'''
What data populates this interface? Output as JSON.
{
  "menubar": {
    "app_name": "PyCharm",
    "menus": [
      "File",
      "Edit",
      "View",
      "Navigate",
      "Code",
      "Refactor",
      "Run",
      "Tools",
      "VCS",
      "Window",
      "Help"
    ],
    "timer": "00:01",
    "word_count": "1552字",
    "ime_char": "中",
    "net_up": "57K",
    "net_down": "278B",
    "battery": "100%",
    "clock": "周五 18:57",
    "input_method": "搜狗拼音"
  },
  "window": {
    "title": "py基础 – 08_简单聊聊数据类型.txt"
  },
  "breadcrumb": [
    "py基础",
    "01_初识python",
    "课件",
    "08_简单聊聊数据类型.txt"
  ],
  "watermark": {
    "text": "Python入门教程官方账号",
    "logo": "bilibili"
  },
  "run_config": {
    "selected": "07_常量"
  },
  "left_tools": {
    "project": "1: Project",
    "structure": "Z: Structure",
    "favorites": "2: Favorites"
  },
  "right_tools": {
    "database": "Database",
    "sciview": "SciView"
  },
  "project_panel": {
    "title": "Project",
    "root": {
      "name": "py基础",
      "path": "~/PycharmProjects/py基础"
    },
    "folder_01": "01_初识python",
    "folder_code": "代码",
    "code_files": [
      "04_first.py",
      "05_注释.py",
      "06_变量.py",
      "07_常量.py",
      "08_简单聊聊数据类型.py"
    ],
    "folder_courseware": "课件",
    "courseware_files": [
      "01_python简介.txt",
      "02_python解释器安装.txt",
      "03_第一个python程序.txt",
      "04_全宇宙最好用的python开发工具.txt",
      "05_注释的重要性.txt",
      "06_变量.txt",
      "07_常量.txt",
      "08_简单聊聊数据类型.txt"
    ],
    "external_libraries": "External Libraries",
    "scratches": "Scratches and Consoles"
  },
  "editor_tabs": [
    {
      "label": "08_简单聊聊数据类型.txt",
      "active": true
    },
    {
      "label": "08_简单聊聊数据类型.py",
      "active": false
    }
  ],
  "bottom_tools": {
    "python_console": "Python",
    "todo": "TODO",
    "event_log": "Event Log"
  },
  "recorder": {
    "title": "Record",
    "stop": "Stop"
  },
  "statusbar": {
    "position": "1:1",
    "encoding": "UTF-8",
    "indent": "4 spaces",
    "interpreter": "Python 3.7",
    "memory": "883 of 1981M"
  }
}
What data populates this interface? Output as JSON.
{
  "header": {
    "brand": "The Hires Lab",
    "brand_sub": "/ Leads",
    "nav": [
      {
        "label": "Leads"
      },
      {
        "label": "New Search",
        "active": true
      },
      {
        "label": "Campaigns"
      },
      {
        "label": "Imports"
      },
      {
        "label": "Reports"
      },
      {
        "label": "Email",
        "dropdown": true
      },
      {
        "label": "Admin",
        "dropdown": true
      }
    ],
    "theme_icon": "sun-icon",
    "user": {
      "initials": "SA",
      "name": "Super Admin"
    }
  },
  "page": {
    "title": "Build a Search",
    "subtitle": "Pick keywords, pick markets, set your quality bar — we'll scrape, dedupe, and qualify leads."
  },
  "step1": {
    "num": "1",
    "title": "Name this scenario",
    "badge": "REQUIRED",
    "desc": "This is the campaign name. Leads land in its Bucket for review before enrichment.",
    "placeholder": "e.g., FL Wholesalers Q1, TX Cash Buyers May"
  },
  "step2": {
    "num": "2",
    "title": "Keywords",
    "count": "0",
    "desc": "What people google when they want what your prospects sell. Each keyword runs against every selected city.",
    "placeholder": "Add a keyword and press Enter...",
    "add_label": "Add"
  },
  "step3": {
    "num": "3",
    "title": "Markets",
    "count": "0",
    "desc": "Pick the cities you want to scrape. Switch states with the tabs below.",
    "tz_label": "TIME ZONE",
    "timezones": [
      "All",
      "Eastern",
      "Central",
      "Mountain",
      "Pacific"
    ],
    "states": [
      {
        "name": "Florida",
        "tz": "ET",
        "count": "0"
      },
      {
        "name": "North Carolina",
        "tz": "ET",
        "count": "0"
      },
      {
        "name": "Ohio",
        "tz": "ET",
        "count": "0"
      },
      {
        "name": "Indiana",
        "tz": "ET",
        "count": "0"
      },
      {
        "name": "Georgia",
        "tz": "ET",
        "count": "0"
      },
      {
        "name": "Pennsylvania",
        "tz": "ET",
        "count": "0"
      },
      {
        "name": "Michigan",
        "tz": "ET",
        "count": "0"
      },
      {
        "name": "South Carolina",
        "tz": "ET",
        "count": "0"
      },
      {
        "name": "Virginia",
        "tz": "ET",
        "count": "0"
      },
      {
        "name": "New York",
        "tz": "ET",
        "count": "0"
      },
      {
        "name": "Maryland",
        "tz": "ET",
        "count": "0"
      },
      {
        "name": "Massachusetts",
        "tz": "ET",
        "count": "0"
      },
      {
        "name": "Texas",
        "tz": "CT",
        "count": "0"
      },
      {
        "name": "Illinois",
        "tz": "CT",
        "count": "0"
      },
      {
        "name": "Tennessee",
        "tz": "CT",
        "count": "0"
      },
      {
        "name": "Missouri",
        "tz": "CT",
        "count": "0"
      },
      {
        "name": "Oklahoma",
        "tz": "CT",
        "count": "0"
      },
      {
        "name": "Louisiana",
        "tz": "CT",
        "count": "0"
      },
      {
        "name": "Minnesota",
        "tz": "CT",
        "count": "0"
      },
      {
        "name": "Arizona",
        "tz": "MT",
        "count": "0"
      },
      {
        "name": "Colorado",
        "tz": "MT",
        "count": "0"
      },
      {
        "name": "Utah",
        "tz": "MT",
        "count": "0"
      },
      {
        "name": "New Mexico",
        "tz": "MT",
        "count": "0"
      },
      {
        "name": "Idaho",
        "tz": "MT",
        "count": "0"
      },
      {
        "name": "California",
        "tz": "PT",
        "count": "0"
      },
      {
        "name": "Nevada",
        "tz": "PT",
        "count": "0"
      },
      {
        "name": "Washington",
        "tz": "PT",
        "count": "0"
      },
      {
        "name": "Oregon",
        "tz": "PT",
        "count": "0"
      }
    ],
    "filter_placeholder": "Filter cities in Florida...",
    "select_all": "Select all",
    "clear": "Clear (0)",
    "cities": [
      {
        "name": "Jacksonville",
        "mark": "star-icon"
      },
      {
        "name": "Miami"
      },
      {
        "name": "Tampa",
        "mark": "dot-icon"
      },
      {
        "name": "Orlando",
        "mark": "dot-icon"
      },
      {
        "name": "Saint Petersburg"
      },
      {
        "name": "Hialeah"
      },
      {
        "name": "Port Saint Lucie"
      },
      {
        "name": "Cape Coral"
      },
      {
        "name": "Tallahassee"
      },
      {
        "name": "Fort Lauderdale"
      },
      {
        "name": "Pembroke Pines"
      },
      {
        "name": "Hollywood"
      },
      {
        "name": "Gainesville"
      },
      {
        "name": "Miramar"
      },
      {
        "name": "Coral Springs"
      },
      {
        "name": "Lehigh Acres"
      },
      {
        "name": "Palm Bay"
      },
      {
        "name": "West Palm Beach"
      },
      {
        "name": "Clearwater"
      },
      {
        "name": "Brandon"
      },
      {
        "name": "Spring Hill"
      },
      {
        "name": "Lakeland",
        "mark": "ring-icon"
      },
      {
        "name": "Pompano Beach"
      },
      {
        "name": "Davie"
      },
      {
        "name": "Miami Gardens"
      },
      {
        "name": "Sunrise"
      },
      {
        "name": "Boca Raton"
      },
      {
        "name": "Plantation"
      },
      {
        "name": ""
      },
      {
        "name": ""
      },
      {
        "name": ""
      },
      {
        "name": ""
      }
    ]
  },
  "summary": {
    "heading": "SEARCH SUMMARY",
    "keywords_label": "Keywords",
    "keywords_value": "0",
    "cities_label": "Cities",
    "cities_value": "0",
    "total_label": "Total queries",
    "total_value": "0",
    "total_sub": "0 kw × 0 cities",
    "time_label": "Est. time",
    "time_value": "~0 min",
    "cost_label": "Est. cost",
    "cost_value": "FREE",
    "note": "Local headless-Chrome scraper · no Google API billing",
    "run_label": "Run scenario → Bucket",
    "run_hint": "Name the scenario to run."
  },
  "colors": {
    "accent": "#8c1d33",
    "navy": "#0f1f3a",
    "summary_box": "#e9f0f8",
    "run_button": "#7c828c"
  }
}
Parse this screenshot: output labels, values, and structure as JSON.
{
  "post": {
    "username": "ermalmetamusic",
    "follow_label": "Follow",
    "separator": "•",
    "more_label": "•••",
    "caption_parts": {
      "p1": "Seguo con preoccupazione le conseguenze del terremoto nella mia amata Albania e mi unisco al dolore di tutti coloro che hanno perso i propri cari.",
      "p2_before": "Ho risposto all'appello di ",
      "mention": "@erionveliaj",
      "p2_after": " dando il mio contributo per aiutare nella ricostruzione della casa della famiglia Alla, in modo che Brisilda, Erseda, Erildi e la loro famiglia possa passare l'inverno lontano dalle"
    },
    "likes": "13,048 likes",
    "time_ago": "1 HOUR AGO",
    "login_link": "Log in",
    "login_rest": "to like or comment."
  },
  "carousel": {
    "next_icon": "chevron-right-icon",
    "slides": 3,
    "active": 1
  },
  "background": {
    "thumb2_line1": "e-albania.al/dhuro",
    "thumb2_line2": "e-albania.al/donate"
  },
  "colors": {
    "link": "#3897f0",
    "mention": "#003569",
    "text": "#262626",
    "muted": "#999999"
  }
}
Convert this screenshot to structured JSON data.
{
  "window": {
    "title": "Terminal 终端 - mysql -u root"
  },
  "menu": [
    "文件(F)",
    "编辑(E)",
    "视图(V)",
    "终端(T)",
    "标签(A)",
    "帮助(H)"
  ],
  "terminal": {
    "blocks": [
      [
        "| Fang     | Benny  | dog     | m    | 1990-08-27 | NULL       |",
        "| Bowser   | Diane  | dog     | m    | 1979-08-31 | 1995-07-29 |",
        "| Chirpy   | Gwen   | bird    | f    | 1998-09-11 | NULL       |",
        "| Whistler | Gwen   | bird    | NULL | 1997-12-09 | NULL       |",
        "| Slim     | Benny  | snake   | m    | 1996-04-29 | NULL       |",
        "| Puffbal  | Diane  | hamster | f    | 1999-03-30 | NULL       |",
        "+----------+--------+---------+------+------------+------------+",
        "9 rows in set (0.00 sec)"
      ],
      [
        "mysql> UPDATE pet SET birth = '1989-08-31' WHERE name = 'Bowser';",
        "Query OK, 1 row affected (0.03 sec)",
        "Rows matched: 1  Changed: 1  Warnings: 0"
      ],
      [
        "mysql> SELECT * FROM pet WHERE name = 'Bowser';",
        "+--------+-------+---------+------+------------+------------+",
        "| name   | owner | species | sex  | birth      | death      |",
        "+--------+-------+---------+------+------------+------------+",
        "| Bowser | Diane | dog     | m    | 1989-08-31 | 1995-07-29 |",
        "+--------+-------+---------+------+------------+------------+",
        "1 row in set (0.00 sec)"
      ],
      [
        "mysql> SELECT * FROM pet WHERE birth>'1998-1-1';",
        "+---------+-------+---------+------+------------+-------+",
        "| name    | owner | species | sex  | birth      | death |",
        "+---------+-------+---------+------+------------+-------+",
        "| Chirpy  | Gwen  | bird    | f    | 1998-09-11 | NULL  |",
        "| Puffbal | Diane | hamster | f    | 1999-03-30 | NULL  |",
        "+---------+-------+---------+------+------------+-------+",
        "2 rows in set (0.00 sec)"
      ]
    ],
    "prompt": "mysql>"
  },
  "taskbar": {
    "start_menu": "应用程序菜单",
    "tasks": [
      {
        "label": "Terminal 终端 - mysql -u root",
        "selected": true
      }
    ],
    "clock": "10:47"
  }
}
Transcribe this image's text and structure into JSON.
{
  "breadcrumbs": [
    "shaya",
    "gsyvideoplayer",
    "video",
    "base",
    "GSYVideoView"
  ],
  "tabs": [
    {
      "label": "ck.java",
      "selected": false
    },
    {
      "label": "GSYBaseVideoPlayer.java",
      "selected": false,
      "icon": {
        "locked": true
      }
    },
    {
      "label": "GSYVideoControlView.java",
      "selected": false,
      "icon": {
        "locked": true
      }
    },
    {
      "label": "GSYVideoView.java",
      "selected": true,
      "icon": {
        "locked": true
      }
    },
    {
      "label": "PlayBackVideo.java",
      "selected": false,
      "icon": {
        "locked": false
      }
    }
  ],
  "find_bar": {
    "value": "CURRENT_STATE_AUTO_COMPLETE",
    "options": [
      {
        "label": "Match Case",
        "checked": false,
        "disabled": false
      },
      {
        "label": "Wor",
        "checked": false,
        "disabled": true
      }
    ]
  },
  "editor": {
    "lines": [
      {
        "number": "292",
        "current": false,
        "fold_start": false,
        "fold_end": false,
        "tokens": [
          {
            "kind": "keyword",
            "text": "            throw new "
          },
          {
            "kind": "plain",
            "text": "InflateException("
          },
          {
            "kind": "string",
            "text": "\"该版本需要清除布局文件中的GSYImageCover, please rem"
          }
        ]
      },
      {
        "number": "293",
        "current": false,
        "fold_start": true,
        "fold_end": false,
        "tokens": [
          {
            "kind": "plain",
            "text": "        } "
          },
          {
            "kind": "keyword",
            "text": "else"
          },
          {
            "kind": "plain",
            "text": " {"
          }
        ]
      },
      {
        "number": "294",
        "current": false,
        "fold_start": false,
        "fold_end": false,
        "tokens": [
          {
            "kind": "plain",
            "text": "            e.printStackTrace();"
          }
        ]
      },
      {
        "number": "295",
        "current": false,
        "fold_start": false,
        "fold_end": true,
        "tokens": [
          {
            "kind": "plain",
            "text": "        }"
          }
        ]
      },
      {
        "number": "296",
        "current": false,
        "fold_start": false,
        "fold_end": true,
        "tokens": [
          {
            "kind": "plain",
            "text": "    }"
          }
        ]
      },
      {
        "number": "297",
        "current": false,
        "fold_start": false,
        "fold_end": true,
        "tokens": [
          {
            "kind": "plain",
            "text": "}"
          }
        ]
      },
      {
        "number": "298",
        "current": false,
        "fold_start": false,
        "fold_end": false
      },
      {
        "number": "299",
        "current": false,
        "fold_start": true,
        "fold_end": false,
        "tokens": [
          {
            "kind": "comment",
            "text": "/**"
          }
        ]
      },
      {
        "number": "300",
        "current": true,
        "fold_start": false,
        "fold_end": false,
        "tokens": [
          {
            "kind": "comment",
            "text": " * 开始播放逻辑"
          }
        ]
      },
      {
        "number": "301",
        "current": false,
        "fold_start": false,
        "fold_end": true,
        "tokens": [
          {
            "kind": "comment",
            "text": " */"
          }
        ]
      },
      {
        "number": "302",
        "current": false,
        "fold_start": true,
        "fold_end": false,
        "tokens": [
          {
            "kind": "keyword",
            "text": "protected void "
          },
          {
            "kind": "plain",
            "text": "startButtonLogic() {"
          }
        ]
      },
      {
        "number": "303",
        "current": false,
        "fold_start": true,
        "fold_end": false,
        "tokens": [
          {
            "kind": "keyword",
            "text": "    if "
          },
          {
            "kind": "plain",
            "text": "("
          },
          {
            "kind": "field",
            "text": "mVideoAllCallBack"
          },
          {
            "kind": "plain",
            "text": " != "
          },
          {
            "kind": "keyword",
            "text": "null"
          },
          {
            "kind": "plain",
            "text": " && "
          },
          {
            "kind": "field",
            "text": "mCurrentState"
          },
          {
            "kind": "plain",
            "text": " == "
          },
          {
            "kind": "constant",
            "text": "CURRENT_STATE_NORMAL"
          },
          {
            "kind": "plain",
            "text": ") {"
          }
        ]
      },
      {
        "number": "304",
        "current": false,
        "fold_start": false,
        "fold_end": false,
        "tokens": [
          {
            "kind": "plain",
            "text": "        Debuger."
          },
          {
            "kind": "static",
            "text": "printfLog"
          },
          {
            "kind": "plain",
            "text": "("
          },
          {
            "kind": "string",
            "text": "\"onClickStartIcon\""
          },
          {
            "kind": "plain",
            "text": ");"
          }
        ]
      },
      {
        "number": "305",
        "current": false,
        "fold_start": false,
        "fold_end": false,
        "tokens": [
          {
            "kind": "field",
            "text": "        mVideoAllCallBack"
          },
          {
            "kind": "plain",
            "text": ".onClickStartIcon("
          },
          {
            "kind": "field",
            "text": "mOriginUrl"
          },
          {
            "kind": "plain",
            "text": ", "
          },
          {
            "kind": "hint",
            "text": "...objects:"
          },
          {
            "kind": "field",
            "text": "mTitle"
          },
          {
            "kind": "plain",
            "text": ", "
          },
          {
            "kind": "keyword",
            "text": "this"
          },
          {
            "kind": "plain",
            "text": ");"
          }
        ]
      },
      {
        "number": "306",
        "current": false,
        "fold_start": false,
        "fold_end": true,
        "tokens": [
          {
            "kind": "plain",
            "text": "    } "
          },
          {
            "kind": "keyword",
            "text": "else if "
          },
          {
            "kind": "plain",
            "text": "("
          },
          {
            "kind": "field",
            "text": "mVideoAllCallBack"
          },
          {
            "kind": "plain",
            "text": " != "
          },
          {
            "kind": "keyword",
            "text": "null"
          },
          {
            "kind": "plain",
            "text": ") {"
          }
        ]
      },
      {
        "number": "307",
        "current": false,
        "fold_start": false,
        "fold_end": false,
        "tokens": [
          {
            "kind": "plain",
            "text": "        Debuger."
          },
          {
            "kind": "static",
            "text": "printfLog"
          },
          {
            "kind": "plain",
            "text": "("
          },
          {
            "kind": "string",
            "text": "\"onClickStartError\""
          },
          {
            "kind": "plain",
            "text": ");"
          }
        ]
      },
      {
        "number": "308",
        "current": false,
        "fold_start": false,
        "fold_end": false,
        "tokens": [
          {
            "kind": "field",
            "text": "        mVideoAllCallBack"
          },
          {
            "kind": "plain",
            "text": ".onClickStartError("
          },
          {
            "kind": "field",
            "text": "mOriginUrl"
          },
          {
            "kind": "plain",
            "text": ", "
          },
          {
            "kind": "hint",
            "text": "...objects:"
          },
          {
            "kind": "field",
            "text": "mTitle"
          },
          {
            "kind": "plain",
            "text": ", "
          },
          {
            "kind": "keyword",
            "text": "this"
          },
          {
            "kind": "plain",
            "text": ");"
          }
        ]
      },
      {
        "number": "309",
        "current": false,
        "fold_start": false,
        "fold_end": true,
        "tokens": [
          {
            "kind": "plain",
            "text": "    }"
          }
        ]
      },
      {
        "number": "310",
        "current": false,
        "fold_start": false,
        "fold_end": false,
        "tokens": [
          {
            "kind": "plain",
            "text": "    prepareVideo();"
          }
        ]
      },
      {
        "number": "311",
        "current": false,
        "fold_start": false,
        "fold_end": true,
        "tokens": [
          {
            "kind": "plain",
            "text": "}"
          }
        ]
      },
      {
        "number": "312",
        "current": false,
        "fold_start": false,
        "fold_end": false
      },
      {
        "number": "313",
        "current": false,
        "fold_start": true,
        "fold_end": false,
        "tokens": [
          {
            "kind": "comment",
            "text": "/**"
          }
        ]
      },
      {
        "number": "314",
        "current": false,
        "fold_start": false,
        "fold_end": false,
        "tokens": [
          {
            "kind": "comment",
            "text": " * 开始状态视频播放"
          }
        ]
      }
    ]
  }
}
'''
Written task:
Extract each line from the entries above that contains the string "scenario".

Finished answer:
    "title": "Name this scenario",
    "run_label": "Run scenario → Bucket",
    "run_hint": "Name the scenario to run."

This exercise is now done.